**Text shown**
_____
“To maximize returns, buy stocks when everyone hates them and sell them when everyone loves them. This is easy in theory, but brutally difficult in practice.” ~ Brian Feroldi
Brian Feroldi is a financial educator and he has been saving and investing for 18+ years. From his experiences, below he shares 10 painful lessons he had to learn and sometimes relearn the hard way:
1. You don’t need leverage.
Margin and options are fun on the way up and BRUTAL on the way down. Many investors have lost more than 100% on investment before. Why? Leverage.
Buffett said it best:
2. Optimize for longevity, not upside
Compound interest is the most powerful wealth-building force that exists. But, it only works if you SURVIVE long enough for it to work.
You must avoid investing to optimize for upside potential. Instead, you should follow the barbell method to optimize for longevity.
3. High conviction DOES NOT = correct
If you convinced yourself that a certain stock could only go up. you might be right on some. On others, you may lost significant value.
Conviction is useful, but just because you think you are right doesn’t mean that you are right.
Allocate accordingly
4. Stock prices and business results (and intrinsic value) are 0% correlated in the short-term and 100% correlated in the long-term
Do not sell future mega-winners because their stocks were down (dumb).
Instead of watching the stock, instead focus on the fundamentals of the business.
5. Not having a system
Do not try to keep everything in my head, which was dumb (and impossible).
Instead, use checklists, journals, or watchlist, which are invaluable free tools.
_____
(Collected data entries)

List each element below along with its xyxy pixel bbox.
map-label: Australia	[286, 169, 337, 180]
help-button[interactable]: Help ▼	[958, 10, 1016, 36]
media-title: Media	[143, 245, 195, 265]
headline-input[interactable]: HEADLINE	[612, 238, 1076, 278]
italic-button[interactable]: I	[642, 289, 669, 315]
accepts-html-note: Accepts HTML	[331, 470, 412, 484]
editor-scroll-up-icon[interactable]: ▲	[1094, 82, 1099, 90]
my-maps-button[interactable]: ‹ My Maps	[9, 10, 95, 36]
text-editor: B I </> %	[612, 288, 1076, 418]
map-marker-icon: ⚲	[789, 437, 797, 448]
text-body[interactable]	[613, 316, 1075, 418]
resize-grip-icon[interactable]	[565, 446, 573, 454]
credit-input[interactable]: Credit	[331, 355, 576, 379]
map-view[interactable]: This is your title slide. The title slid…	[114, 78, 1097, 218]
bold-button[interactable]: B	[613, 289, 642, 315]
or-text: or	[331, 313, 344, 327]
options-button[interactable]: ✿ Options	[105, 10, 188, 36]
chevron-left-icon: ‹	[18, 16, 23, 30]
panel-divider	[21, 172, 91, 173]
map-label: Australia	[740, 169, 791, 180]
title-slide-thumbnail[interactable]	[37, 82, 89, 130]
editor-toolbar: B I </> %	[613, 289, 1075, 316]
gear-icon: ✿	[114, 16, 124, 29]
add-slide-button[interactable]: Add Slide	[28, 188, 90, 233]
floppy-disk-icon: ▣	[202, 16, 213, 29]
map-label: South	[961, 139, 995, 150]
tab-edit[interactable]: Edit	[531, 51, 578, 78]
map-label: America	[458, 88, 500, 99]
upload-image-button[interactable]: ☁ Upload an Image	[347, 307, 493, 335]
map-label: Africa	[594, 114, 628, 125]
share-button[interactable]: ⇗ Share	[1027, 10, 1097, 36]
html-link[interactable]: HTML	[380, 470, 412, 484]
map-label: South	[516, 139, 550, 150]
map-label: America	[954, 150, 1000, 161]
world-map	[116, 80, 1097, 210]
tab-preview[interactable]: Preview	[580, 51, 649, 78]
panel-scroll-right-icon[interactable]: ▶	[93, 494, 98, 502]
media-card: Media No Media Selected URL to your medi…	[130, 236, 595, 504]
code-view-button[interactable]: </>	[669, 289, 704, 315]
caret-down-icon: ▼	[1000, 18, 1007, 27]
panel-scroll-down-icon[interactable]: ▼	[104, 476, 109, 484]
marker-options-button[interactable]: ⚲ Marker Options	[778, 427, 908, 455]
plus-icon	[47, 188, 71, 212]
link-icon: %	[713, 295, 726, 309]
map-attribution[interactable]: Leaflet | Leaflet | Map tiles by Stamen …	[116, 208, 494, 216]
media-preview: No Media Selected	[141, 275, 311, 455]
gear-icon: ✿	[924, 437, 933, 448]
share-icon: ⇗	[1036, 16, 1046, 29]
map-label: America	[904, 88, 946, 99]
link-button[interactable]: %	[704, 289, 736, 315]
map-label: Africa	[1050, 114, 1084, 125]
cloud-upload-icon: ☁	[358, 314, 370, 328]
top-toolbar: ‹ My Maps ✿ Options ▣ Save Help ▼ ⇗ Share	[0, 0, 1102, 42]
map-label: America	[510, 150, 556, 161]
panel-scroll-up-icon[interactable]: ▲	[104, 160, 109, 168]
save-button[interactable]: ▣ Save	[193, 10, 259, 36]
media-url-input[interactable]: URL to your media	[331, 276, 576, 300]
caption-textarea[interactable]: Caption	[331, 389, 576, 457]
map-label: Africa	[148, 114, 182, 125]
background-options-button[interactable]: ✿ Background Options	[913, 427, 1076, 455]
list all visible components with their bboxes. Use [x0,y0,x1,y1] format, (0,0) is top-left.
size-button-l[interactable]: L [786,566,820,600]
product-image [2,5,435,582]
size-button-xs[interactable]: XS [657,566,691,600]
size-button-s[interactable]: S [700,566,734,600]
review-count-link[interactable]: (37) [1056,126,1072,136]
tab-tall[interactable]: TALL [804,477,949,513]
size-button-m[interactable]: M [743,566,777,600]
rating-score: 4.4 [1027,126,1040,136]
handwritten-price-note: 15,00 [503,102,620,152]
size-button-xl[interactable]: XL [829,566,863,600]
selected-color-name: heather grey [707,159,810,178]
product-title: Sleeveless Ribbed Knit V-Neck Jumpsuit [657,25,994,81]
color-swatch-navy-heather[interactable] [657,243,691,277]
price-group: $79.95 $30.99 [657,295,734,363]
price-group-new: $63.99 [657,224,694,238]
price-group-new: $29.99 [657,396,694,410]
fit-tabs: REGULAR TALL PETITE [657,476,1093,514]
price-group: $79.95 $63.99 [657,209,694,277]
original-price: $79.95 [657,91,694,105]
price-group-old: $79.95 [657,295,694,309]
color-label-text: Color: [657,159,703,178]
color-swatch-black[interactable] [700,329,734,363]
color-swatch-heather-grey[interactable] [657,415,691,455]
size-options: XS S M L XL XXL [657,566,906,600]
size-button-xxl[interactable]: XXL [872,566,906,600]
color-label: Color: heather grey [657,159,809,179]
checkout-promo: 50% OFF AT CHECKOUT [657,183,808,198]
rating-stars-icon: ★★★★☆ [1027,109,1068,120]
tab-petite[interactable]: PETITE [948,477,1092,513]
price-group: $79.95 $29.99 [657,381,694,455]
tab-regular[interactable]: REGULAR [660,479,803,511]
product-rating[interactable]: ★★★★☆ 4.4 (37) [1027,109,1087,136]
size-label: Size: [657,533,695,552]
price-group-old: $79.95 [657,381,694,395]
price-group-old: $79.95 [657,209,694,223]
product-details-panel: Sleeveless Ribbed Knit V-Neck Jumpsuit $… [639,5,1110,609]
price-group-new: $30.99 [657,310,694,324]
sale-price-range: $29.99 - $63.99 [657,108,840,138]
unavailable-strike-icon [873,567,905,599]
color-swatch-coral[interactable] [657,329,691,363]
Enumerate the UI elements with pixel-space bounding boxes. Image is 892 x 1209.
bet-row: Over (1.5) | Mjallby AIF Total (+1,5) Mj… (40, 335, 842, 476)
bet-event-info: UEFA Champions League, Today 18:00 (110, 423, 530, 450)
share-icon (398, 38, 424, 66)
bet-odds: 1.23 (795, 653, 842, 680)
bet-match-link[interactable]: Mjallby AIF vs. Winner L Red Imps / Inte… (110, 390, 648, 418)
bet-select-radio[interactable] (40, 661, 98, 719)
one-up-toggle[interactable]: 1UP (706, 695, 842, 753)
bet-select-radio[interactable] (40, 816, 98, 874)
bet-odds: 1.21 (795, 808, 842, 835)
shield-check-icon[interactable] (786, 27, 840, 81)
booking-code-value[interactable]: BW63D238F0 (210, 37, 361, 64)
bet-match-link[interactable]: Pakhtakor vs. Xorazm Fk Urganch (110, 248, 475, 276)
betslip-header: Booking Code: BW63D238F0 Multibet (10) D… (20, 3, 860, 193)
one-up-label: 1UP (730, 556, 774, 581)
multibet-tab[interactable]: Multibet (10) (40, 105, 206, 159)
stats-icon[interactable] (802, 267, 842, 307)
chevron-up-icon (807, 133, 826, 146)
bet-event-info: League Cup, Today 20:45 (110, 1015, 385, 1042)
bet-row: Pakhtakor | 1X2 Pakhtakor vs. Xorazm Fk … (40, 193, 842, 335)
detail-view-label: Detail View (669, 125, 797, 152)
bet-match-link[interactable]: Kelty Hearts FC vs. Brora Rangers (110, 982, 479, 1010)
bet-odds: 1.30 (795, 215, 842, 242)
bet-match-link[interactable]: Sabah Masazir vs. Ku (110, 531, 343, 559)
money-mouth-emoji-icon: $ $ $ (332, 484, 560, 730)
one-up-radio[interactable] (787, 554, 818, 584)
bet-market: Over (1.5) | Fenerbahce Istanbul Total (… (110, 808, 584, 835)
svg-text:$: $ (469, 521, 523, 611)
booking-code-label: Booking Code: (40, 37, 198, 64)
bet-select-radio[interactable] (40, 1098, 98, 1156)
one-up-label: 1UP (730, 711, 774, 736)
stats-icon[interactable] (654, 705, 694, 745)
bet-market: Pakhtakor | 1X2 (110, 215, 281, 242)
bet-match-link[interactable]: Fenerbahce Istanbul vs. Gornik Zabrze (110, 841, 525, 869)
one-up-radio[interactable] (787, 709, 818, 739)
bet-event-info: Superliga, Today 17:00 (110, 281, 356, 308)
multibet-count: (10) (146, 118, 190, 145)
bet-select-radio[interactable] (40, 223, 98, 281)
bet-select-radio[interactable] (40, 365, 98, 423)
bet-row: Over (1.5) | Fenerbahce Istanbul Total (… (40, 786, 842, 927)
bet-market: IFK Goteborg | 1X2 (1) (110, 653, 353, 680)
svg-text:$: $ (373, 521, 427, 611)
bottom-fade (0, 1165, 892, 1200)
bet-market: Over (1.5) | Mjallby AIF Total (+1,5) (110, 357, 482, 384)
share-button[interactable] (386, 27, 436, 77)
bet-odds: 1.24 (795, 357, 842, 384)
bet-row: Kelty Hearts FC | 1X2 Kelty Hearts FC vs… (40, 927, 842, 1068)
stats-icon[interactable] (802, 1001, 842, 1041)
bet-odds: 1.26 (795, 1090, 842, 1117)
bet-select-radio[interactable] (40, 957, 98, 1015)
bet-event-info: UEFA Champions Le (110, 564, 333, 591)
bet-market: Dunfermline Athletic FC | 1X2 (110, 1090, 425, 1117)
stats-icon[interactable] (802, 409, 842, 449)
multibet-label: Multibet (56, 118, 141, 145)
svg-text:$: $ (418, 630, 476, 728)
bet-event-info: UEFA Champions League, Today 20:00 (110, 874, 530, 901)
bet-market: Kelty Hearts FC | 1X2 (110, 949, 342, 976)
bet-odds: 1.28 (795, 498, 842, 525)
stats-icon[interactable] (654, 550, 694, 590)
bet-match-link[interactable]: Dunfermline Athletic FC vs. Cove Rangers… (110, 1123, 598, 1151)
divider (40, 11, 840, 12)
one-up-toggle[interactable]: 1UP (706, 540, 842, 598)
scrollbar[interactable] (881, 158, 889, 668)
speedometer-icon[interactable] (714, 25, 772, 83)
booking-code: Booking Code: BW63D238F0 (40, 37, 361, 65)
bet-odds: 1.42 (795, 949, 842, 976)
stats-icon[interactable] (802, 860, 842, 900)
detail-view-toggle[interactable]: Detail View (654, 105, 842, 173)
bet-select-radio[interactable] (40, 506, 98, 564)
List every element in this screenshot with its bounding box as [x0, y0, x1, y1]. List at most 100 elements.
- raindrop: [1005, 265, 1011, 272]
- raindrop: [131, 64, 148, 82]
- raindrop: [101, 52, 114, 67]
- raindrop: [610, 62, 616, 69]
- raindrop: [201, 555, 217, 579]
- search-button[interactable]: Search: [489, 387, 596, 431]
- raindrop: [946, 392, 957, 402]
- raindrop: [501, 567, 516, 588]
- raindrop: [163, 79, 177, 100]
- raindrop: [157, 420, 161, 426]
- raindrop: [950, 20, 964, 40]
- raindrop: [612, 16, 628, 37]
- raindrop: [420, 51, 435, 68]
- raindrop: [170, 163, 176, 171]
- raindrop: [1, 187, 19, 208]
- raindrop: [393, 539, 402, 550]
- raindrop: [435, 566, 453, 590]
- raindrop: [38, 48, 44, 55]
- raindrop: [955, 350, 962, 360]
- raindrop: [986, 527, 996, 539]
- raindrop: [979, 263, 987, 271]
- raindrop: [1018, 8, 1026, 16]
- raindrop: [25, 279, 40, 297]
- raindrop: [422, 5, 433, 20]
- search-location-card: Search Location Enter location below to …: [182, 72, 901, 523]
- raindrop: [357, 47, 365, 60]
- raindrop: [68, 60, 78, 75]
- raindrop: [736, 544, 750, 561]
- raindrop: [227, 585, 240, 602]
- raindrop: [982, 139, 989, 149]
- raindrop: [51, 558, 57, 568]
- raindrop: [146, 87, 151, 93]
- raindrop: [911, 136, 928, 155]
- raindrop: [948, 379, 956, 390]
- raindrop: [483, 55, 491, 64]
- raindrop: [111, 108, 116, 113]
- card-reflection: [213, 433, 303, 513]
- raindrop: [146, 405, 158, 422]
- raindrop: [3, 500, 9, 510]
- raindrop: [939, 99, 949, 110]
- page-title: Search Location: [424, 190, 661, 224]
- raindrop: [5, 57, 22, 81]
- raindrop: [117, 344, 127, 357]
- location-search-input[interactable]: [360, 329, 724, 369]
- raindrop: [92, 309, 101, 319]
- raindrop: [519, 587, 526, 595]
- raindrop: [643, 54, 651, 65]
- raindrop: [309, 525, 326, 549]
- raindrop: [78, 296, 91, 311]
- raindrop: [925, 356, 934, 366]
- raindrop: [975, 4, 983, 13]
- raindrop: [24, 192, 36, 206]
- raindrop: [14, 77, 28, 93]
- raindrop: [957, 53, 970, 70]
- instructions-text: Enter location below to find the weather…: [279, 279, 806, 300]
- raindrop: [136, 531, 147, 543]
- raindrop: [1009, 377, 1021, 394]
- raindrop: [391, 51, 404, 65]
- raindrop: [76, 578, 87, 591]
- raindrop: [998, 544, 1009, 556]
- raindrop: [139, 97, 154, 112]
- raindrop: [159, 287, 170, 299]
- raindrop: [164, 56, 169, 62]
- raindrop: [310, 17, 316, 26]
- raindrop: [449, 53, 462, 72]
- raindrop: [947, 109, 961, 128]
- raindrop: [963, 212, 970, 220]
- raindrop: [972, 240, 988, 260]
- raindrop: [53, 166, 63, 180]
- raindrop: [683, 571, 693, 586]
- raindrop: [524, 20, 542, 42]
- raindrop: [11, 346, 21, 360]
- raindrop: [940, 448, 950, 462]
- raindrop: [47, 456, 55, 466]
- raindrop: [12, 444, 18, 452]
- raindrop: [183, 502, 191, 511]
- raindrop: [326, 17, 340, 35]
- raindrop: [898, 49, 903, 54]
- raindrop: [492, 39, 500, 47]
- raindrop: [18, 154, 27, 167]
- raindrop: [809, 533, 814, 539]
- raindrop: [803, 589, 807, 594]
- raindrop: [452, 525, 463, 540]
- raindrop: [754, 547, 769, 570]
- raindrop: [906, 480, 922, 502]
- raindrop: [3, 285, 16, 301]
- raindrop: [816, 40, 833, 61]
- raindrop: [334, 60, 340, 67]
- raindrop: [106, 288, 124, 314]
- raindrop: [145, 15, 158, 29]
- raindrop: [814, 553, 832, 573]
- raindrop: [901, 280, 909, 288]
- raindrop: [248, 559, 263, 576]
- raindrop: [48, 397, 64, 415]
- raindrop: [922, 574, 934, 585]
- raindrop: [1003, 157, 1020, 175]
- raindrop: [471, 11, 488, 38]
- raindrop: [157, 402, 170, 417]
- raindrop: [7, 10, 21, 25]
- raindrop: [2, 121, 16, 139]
_____
**Problem description**
Copy out the text on investing lessons in full, word for word. These items are separate material and have no connection to the text on investing lessons.

**Answer area**
“To maximize returns, buy stocks when everyone hates them and sell them when everyone loves them. This is easy in theory, but brutally difficult in practice.” ~ Brian Feroldi
Brian Feroldi is a financial educator and he has been saving and investing for 18+ years. From his experiences, below he shares 10 painful lessons he had to learn and sometimes relearn the hard way:
1. You don’t need leverage.
Margin and options are fun on the way up and BRUTAL on the way down. Many investors have lost more than 100% on investment before. Why? Leverage.
Buffett said it best:
2. Optimize for longevity, not upside
Compound interest is the most powerful wealth-building force that exists. But, it only works if you SURVIVE long enough for it to work.
You must avoid investing to optimize for upside potential. Instead, you should follow the barbell method to optimize for longevity.
3. High conviction DOES NOT = correct
If you convinced yourself that a certain stock could only go up. you might be right on some. On others, you may lost significant value.
Conviction is useful, but just because you think you are right doesn’t mean that you are right.
Allocate accordingly
4. Stock prices and business results (and intrinsic value) are 0% correlated in the short-term and 100% correlated in the long-term
Do not sell future mega-winners because their stocks were down (dumb).
Instead of watching the stock, instead focus on the fundamentals of the business.
5. Not having a system
Do not try to keep everything in my head, which was dumb (and impossible).
Instead, use checklists, journals, or watchlist, which are invaluable free tools.